What you will do: Every entry below must appear again, exactly as written.
-------- Exercise material --------
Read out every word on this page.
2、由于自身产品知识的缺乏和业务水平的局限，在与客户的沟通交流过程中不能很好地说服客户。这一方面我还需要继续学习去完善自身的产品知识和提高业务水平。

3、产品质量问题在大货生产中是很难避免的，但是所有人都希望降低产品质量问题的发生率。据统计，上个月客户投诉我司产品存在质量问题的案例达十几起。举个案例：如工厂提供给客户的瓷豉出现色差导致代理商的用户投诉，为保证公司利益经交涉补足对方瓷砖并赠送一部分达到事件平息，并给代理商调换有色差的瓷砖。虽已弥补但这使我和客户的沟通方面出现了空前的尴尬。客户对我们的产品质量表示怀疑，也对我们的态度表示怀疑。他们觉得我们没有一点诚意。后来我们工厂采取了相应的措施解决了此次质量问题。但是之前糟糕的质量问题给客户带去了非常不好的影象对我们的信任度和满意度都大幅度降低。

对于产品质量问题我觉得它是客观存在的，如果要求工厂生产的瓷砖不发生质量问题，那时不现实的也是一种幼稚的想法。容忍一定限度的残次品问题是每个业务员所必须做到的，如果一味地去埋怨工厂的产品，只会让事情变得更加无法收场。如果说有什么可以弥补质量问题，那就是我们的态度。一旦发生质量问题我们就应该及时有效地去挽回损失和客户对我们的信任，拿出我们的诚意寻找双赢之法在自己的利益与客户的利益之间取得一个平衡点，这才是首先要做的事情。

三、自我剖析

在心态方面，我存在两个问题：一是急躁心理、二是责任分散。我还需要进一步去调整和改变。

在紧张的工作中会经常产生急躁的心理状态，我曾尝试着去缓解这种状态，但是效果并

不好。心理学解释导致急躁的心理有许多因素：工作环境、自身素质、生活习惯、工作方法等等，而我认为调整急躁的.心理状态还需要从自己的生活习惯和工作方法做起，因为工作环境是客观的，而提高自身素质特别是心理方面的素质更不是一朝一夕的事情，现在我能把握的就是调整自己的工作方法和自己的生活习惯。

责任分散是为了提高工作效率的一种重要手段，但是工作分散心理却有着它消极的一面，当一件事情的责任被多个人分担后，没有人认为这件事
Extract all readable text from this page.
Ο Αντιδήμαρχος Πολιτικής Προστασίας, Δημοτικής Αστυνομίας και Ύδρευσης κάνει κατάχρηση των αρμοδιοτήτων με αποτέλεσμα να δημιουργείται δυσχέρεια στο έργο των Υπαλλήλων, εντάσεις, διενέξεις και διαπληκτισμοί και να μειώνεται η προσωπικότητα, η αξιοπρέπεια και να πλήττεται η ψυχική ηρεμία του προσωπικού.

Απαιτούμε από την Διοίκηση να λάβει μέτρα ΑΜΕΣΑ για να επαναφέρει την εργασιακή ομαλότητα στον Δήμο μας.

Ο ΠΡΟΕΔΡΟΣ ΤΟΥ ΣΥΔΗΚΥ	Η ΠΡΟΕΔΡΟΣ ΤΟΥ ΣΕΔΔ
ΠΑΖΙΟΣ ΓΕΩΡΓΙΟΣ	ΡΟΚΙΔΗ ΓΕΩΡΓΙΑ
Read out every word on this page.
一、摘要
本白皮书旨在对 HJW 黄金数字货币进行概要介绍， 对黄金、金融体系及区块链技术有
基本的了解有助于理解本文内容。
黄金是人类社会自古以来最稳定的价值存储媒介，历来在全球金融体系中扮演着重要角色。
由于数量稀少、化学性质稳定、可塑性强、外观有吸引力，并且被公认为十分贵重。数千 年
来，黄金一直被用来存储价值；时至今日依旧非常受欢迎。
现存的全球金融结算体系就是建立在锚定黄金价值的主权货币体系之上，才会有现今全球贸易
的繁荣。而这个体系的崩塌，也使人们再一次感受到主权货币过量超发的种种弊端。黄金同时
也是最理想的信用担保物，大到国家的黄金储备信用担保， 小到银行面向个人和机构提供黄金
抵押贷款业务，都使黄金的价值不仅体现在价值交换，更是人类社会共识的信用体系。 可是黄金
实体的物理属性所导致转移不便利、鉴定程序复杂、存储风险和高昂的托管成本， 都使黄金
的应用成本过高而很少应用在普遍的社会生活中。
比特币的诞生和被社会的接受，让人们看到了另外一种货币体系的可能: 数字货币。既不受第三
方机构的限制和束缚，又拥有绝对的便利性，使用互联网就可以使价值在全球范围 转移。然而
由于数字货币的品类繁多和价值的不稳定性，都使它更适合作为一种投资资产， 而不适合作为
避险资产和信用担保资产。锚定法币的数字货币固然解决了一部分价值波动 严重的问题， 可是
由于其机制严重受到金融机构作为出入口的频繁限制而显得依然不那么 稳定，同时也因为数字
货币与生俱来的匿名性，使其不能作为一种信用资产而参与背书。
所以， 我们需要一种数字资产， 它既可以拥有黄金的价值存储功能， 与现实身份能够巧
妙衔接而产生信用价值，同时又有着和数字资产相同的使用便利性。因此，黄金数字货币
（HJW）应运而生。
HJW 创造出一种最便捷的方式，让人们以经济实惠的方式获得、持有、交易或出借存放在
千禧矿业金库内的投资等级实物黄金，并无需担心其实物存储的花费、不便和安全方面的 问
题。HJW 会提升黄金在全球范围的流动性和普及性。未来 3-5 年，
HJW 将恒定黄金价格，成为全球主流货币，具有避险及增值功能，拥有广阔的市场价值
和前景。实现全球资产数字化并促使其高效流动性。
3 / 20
--------
Written reply:
Read out every word on this page.
2、由于自身产品知识的缺乏和业务水平的局限，在与客户的沟通交流过程中不能很好地说服客户。这一方面我还需要继续学习去完善自身的产品知识和提高业务水平。

3、产品质量问题在大货生产中是很难避免的，但是所有人都希望降低产品质量问题的发生率。据统计，上个月客户投诉我司产品存在质量问题的案例达十几起。举个案例：如工厂提供给客户的瓷豉出现色差导致代理商的用户投诉，为保证公司利益经交涉补足对方瓷砖并赠送一部分达到事件平息，并给代理商调换有色差的瓷砖。虽已弥补但这使我和客户的沟通方面出现了空前的尴尬。客户对我们的产品质量表示怀疑，也对我们的态度表示怀疑。他们觉得我们没有一点诚意。后来我们工厂采取了相应的措施解决了此次质量问题。但是之前糟糕的质量问题给客户带去了非常不好的影象对我们的信任度和满意度都大幅度降低。

对于产品质量问题我觉得它是客观存在的，如果要求工厂生产的瓷砖不发生质量问题，那时不现实的也是一种幼稚的想法。容忍一定限度的残次品问题是每个业务员所必须做到的，如果一味地去埋怨工厂的产品，只会让事情变得更加无法收场。如果说有什么可以弥补质量问题，那就是我们的态度。一旦发生质量问题我们就应该及时有效地去挽回损失和客户对我们的信任，拿出我们的诚意寻找双赢之法在自己的利益与客户的利益之间取得一个平衡点，这才是首先要做的事情。

三、自我剖析

在心态方面，我存在两个问题：一是急躁心理、二是责任分散。我还需要进一步去调整和改变。

在紧张的工作中会经常产生急躁的心理状态，我曾尝试着去缓解这种状态，但是效果并

不好。心理学解释导致急躁的心理有许多因素：工作环境、自身素质、生活习惯、工作方法等等，而我认为调整急躁的.心理状态还需要从自己的生活习惯和工作方法做起，因为工作环境是客观的，而提高自身素质特别是心理方面的素质更不是一朝一夕的事情，现在我能把握的就是调整自己的工作方法和自己的生活习惯。

责任分散是为了提高工作效率的一种重要手段，但是工作分散心理却有着它消极的一面，当一件事情的责任被多个人分担后，没有人认为这件事
Extract all readable text from this page.
Ο Αντιδήμαρχος Πολιτικής Προστασίας, Δημοτικής Αστυνομίας και Ύδρευσης κάνει κατάχρηση των αρμοδιοτήτων με αποτέλεσμα να δημιουργείται δυσχέρεια στο έργο των Υπαλλήλων, εντάσεις, διενέξεις και διαπληκτισμοί και να μειώνεται η προσωπικότητα, η αξιοπρέπεια και να πλήττεται η ψυχική ηρεμία του προσωπικού.

Απαιτούμε από την Διοίκηση να λάβει μέτρα ΑΜΕΣΑ για να επαναφέρει την εργασιακή ομαλότητα στον Δήμο μας.

Ο ΠΡΟΕΔΡΟΣ ΤΟΥ ΣΥΔΗΚΥ	Η ΠΡΟΕΔΡΟΣ ΤΟΥ ΣΕΔΔ
ΠΑΖΙΟΣ ΓΕΩΡΓΙΟΣ	ΡΟΚΙΔΗ ΓΕΩΡΓΙΑ
Read out every word on this page.
一、摘要
本白皮书旨在对 HJW 黄金数字货币进行概要介绍， 对黄金、金融体系及区块链技术有
基本的了解有助于理解本文内容。
黄金是人类社会自古以来最稳定的价值存储媒介，历来在全球金融体系中扮演着重要角色。
由于数量稀少、化学性质稳定、可塑性强、外观有吸引力，并且被公认为十分贵重。数千 年
来，黄金一直被用来存储价值；时至今日依旧非常受欢迎。
现存的全球金融结算体系就是建立在锚定黄金价值的主权货币体系之上，才会有现今全球贸易
的繁荣。而这个体系的崩塌，也使人们再一次感受到主权货币过量超发的种种弊端。黄金同时
也是最理想的信用担保物，大到国家的黄金储备信用担保， 小到银行面向个人和机构提供黄金
抵押贷款业务，都使黄金的价值不仅体现在价值交换，更是人类社会共识的信用体系。 可是黄金
实体的物理属性所导致转移不便利、鉴定程序复杂、存储风险和高昂的托管成本， 都使黄金
的应用成本过高而很少应用在普遍的社会生活中。
比特币的诞生和被社会的接受，让人们看到了另外一种货币体系的可能: 数字货币。既不受第三
方机构的限制和束缚，又拥有绝对的便利性，使用互联网就可以使价值在全球范围 转移。然而
由于数字货币的品类繁多和价值的不稳定性，都使它更适合作为一种投资资产， 而不适合作为
避险资产和信用担保资产。锚定法币的数字货币固然解决了一部分价值波动 严重的问题， 可是
由于其机制严重受到金融机构作为出入口的频繁限制而显得依然不那么 稳定，同时也因为数字
货币与生俱来的匿名性，使其不能作为一种信用资产而参与背书。
所以， 我们需要一种数字资产， 它既可以拥有黄金的价值存储功能， 与现实身份能够巧
妙衔接而产生信用价值，同时又有着和数字资产相同的使用便利性。因此，黄金数字货币
（HJW）应运而生。
HJW 创造出一种最便捷的方式，让人们以经济实惠的方式获得、持有、交易或出借存放在
千禧矿业金库内的投资等级实物黄金，并无需担心其实物存储的花费、不便和安全方面的 问
题。HJW 会提升黄金在全球范围的流动性和普及性。未来 3-5 年，
HJW 将恒定黄金价格，成为全球主流货币，具有避险及增值功能，拥有广阔的市场价值
和前景。实现全球资产数字化并促使其高效流动性。
3 / 20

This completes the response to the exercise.